Task: Copy, in full, each line of the material that holds the word "leaves".

Material:
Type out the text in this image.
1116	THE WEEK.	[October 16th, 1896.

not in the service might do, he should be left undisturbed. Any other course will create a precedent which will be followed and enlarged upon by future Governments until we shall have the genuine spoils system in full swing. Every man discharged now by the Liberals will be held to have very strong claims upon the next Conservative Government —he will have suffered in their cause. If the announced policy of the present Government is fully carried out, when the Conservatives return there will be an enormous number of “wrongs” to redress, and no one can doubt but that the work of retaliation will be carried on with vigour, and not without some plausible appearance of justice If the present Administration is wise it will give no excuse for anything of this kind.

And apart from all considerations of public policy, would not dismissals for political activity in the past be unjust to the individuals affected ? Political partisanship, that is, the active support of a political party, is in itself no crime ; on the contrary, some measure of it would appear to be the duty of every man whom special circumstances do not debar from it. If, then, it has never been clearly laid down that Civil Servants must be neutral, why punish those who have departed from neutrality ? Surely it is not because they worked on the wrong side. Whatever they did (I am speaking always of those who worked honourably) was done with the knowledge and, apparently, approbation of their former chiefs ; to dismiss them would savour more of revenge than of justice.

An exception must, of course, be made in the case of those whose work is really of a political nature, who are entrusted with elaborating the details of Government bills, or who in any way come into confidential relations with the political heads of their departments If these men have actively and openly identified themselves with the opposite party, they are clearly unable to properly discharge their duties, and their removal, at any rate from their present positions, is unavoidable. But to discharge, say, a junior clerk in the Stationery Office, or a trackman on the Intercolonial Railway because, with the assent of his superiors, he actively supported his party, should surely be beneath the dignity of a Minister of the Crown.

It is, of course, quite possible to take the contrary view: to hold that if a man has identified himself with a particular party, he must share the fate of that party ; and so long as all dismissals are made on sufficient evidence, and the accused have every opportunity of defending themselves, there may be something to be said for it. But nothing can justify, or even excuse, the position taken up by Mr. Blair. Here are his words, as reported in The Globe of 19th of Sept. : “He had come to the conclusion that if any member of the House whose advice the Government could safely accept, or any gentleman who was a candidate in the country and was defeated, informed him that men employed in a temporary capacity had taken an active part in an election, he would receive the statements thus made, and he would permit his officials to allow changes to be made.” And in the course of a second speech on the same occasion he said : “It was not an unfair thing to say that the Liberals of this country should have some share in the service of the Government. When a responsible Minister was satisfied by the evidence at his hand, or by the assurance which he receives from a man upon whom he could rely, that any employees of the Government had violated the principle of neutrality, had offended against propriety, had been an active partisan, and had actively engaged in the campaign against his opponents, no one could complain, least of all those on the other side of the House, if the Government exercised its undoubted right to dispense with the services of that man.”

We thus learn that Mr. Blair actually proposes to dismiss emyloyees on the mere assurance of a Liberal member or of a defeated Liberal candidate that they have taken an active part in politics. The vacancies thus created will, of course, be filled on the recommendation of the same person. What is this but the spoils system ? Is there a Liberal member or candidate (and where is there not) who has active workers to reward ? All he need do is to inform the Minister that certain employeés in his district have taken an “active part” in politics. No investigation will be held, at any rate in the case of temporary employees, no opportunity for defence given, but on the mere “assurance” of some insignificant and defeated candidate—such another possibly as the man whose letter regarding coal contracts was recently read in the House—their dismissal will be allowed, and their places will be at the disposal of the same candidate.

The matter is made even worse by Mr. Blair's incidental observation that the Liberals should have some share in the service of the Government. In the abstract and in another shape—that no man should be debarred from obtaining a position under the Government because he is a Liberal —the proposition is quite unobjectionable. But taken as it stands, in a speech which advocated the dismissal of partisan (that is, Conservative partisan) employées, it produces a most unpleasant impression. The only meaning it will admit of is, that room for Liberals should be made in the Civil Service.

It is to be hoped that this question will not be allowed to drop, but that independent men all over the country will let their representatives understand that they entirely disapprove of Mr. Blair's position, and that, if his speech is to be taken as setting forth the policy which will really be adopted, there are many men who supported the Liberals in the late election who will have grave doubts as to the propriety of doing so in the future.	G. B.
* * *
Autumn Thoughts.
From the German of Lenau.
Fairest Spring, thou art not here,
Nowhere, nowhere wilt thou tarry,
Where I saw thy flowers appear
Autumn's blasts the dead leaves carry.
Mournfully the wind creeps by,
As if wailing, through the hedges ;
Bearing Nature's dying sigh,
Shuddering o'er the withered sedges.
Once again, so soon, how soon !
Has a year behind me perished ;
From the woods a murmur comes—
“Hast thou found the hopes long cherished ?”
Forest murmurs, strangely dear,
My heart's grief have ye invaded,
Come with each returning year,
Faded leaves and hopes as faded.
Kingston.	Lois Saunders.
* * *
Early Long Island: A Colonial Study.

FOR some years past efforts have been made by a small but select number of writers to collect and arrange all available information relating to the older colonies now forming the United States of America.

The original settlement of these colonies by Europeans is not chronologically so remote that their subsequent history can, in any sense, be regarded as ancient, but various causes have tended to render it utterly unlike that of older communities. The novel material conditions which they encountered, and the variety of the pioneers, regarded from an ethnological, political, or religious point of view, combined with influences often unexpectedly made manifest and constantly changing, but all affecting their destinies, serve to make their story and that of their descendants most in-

Answer:
Autumn's blasts the dead leaves carry.
Faded leaves and hopes as faded.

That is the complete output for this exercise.